[Extracted data entries]
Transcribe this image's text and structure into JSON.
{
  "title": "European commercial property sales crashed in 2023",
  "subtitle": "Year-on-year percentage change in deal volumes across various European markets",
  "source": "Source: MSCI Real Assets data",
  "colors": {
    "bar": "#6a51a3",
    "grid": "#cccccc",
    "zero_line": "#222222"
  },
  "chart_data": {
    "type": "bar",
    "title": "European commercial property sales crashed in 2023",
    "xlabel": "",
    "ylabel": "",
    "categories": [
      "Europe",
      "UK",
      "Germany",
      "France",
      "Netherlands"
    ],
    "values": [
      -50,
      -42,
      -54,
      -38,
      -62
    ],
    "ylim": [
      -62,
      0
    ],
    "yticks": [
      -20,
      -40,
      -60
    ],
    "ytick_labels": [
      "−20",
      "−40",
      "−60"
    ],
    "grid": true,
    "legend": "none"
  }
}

SET PROBLEM - Repeat every record exactly as written, please.

EXPECTED ANSWER -
Transcribe this image's text and structure into JSON.
{
  "title": "European commercial property sales crashed in 2023",
  "subtitle": "Year-on-year percentage change in deal volumes across various European markets",
  "source": "Source: MSCI Real Assets data",
  "colors": {
    "bar": "#6a51a3",
    "grid": "#cccccc",
    "zero_line": "#222222"
  },
  "chart_data": {
    "type": "bar",
    "title": "European commercial property sales crashed in 2023",
    "xlabel": "",
    "ylabel": "",
    "categories": [
      "Europe",
      "UK",
      "Germany",
      "France",
      "Netherlands"
    ],
    "values": [
      -50,
      -42,
      -54,
      -38,
      -62
    ],
    "ylim": [
      -62,
      0
    ],
    "yticks": [
      -20,
      -40,
      -60
    ],
    "ytick_labels": [
      "−20",
      "−40",
      "−60"
    ],
    "grid": true,
    "legend": "none"
  }
}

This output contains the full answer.